[Records that describe figures]

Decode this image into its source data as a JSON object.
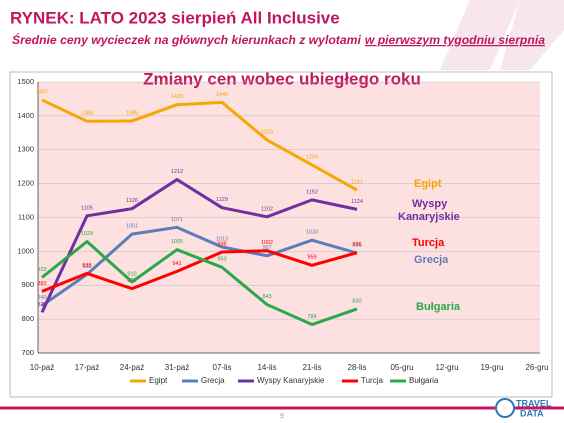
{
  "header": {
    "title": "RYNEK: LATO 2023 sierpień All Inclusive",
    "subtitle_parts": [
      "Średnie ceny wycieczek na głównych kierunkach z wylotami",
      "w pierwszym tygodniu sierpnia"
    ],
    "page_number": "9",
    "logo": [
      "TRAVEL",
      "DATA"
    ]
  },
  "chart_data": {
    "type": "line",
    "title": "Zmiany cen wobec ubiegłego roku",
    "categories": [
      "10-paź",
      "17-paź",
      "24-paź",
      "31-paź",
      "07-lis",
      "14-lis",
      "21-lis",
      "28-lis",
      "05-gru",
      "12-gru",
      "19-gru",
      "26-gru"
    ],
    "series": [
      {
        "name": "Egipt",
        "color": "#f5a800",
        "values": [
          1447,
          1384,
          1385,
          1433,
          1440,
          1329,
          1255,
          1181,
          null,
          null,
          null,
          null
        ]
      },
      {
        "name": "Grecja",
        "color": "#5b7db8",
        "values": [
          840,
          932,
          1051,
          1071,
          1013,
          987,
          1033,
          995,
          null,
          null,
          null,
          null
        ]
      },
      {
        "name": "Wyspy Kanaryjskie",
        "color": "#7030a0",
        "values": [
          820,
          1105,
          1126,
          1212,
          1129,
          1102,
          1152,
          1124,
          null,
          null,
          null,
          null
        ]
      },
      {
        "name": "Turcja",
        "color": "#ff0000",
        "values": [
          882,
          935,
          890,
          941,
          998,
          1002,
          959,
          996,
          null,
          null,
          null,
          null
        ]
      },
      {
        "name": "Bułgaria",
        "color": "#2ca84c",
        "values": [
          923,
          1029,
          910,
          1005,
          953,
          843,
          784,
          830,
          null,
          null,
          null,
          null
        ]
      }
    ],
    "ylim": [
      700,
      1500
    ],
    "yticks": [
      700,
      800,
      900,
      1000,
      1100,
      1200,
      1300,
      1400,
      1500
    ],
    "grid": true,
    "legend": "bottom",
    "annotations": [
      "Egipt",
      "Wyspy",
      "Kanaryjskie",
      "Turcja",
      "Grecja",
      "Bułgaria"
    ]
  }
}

__Short task__
What is the number of lines in the data that hold the string "Kanaryjskie"? Answer with the number only.

__Final result__
2